Data entries
•••
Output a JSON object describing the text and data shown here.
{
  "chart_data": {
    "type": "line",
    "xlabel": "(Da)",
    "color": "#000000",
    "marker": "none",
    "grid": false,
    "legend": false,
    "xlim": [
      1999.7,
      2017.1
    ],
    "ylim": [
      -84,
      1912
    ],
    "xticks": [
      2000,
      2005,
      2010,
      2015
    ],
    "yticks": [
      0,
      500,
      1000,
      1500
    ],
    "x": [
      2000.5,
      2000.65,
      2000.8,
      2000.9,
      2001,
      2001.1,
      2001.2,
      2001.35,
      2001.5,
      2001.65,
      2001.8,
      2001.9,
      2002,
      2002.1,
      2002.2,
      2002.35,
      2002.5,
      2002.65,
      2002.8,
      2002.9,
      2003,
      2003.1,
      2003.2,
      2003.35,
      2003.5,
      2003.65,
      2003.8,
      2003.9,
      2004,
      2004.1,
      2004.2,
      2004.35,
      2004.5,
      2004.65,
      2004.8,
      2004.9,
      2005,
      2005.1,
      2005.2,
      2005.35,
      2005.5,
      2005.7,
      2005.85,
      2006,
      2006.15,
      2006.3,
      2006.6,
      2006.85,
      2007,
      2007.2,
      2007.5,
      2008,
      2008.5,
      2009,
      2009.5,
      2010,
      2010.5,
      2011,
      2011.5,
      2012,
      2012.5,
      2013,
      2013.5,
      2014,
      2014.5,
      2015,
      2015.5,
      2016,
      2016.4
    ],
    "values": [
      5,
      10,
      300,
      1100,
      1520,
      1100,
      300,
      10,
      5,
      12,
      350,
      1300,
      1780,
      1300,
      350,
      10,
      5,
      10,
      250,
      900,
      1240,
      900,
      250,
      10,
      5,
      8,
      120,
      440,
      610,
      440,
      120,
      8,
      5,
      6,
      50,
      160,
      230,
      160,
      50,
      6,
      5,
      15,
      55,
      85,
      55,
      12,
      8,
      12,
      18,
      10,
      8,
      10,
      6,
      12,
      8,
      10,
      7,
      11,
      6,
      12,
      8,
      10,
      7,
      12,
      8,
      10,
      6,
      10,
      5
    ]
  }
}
•••
* _GIVEN REQUEST_
The records above should be restated word for word, please.

* _COMPLETED EXERCISE_
Output a JSON object describing the text and data shown here.
{
  "chart_data": {
    "type": "line",
    "xlabel": "(Da)",
    "color": "#000000",
    "marker": "none",
    "grid": false,
    "legend": false,
    "xlim": [
      1999.7,
      2017.1
    ],
    "ylim": [
      -84,
      1912
    ],
    "xticks": [
      2000,
      2005,
      2010,
      2015
    ],
    "yticks": [
      0,
      500,
      1000,
      1500
    ],
    "x": [
      2000.5,
      2000.65,
      2000.8,
      2000.9,
      2001,
      2001.1,
      2001.2,
      2001.35,
      2001.5,
      2001.65,
      2001.8,
      2001.9,
      2002,
      2002.1,
      2002.2,
      2002.35,
      2002.5,
      2002.65,
      2002.8,
      2002.9,
      2003,
      2003.1,
      2003.2,
      2003.35,
      2003.5,
      2003.65,
      2003.8,
      2003.9,
      2004,
      2004.1,
      2004.2,
      2004.35,
      2004.5,
      2004.65,
      2004.8,
      2004.9,
      2005,
      2005.1,
      2005.2,
      2005.35,
      2005.5,
      2005.7,
      2005.85,
      2006,
      2006.15,
      2006.3,
      2006.6,
      2006.85,
      2007,
      2007.2,
      2007.5,
      2008,
      2008.5,
      2009,
      2009.5,
      2010,
      2010.5,
      2011,
      2011.5,
      2012,
      2012.5,
      2013,
      2013.5,
      2014,
      2014.5,
      2015,
      2015.5,
      2016,
      2016.4
    ],
    "values": [
      5,
      10,
      300,
      1100,
      1520,
      1100,
      300,
      10,
      5,
      12,
      350,
      1300,
      1780,
      1300,
      350,
      10,
      5,
      10,
      250,
      900,
      1240,
      900,
      250,
      10,
      5,
      8,
      120,
      440,
      610,
      440,
      120,
      8,
      5,
      6,
      50,
      160,
      230,
      160,
      50,
      6,
      5,
      15,
      55,
      85,
      55,
      12,
      8,
      12,
      18,
      10,
      8,
      10,
      6,
      12,
      8,
      10,
      7,
      11,
      6,
      12,
      8,
      10,
      7,
      12,
      8,
      10,
      6,
      10,
      5
    ]
  }
}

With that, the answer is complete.